» **WRITTEN PROBLEM**: For every line in the records that has the word "text", make a copy.

>> Start

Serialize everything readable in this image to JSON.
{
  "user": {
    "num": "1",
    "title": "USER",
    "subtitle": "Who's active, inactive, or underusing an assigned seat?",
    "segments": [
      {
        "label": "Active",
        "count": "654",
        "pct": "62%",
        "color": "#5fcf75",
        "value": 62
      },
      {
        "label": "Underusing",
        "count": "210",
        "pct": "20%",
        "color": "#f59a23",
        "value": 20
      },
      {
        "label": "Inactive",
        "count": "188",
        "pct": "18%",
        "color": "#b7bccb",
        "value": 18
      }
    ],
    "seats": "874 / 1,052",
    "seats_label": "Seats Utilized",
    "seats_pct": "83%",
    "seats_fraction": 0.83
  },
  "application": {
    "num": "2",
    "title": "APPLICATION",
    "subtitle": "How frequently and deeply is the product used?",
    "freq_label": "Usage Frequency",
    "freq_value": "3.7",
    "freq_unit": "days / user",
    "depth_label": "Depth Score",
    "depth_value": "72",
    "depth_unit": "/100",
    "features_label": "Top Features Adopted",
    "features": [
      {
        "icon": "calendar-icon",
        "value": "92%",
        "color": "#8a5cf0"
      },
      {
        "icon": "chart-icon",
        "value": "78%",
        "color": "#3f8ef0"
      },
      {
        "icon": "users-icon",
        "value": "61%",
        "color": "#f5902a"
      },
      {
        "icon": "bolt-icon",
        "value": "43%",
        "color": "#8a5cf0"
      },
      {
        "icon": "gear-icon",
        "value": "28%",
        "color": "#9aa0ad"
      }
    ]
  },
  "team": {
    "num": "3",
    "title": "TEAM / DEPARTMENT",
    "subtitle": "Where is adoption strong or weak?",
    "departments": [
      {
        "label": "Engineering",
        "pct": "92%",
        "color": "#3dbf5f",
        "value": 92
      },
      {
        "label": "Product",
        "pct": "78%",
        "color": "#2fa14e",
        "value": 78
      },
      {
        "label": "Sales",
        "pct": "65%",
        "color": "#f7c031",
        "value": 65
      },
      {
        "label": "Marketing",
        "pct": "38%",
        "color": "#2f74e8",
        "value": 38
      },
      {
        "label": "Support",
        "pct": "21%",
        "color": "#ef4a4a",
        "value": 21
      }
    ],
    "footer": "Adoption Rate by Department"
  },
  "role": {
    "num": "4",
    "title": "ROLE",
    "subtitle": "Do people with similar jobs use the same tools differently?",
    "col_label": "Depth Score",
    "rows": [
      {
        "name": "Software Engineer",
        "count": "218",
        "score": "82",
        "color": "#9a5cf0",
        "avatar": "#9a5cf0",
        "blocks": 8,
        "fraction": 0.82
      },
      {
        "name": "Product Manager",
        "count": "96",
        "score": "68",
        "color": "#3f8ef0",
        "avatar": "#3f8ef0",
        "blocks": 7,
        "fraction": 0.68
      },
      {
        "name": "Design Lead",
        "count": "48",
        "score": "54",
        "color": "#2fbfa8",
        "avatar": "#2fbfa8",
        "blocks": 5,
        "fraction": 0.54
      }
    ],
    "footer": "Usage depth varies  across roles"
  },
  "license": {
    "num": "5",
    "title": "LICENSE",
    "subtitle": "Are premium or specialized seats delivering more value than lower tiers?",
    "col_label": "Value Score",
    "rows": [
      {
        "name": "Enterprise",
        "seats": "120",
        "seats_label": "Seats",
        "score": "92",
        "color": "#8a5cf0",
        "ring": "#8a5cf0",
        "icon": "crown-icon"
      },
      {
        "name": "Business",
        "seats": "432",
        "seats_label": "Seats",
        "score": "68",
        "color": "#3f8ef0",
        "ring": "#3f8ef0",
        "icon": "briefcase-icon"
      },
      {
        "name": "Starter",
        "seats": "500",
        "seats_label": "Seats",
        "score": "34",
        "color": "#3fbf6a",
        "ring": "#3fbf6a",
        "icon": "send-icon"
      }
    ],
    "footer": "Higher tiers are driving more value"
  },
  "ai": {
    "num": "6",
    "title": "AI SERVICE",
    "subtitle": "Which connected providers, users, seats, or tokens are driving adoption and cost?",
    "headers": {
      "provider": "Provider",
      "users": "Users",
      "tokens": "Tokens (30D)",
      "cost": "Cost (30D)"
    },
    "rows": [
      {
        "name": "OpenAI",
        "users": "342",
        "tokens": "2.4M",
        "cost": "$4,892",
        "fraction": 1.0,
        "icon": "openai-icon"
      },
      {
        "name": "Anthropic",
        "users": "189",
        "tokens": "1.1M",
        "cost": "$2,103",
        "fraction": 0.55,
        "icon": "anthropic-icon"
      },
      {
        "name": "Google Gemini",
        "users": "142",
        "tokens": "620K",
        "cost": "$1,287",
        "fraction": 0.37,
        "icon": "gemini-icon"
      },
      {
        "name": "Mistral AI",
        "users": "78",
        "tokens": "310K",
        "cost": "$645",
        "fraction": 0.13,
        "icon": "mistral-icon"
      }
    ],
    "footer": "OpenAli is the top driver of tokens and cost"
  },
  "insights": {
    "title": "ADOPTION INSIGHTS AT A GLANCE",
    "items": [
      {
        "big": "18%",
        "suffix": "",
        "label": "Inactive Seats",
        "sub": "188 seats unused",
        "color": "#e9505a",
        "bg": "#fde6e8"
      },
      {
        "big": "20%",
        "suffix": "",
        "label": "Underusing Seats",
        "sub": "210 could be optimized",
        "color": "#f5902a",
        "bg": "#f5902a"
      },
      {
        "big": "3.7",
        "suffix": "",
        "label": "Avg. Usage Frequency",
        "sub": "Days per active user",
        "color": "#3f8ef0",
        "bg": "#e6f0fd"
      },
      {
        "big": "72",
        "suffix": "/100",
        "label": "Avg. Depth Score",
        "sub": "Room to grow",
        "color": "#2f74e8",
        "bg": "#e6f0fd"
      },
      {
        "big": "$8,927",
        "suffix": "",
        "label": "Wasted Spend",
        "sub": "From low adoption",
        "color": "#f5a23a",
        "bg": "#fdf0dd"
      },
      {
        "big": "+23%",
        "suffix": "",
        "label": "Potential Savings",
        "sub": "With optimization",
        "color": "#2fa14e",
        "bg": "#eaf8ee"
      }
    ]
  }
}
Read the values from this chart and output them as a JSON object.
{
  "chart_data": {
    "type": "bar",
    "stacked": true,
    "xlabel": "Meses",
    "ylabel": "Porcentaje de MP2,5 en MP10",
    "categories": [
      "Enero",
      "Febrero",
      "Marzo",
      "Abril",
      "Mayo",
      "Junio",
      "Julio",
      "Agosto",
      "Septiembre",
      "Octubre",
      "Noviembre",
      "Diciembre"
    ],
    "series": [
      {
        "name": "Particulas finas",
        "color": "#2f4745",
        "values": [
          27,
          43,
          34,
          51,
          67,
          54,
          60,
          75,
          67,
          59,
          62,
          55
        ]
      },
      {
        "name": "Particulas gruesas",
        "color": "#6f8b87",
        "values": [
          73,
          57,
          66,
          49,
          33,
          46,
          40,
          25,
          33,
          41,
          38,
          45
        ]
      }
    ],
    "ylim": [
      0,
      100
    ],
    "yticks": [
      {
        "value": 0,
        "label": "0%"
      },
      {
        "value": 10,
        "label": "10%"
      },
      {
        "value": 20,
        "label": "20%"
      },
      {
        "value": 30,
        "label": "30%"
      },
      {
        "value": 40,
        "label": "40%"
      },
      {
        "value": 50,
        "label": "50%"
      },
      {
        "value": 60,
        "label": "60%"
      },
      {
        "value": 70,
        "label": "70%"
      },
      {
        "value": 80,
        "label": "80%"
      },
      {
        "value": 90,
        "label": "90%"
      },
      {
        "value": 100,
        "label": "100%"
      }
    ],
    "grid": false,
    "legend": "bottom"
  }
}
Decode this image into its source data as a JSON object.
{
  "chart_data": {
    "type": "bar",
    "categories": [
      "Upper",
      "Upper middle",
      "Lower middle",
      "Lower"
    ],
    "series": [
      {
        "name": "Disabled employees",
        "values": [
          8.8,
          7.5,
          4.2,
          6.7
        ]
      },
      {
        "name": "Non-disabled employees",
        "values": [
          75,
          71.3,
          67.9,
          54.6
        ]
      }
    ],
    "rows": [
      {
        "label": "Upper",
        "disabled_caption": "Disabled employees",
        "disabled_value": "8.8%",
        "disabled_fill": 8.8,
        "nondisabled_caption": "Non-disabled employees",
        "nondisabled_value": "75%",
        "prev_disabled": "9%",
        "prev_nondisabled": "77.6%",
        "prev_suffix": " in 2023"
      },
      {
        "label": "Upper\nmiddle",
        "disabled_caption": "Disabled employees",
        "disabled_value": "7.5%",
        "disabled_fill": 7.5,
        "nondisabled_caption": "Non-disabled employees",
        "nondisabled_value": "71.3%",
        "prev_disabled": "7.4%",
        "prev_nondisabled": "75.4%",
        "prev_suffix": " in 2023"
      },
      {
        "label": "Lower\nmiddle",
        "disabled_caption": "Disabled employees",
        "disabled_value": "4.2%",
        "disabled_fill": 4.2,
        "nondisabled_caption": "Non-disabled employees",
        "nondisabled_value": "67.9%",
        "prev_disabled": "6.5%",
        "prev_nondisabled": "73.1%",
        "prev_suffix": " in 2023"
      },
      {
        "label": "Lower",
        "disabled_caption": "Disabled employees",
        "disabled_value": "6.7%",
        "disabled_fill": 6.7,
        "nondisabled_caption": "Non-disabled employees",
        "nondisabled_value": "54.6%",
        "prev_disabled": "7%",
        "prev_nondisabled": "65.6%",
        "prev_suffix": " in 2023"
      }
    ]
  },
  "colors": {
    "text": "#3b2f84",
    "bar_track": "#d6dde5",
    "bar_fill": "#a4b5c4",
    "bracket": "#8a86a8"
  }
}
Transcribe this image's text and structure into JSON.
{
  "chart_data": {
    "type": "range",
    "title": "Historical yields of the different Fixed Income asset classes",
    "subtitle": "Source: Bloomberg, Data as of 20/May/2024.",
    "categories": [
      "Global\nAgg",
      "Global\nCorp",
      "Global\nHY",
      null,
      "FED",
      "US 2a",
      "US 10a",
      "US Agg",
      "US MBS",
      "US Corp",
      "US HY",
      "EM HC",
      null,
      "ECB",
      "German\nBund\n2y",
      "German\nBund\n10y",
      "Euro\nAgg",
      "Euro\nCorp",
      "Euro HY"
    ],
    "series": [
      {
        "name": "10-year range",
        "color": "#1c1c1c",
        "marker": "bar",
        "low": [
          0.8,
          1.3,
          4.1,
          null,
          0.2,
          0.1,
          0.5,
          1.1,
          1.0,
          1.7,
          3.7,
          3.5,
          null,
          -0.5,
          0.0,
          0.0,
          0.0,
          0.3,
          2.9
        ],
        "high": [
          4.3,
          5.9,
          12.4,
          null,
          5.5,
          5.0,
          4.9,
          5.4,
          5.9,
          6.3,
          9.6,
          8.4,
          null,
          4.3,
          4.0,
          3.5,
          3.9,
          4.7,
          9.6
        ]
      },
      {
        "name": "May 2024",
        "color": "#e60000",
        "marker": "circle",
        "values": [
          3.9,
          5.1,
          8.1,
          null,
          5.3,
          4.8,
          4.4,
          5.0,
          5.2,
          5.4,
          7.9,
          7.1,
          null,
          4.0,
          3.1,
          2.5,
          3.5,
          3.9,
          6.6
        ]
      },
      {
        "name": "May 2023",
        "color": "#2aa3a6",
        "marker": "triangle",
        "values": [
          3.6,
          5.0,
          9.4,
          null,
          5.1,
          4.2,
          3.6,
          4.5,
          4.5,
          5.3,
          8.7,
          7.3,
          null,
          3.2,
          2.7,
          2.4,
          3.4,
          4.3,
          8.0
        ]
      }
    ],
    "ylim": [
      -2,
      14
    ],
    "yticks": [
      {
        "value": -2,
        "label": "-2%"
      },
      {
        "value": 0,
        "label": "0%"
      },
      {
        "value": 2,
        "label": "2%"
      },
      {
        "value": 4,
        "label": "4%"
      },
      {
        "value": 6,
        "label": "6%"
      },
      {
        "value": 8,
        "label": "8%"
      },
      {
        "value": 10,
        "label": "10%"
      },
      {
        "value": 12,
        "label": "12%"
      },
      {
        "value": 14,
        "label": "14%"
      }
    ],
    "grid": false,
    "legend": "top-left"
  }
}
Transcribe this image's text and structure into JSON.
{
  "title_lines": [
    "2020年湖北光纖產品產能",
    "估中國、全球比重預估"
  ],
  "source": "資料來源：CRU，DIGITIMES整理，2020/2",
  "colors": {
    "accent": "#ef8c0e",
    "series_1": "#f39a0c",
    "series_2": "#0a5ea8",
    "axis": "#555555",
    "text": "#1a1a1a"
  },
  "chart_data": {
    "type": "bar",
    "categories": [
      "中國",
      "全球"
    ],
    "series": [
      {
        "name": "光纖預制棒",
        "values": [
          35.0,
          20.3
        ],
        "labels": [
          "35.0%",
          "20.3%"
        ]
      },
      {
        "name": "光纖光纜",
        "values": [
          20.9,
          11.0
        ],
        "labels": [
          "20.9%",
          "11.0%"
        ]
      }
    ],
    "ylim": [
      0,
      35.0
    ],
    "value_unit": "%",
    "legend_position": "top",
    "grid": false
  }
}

>> End

» **EXERCISE RESULT**:
    "text": "#3b2f84",
Transcribe this image's text and structure into JSON.
Transcribe this image's text and structure into JSON.
    "text": "#1a1a1a"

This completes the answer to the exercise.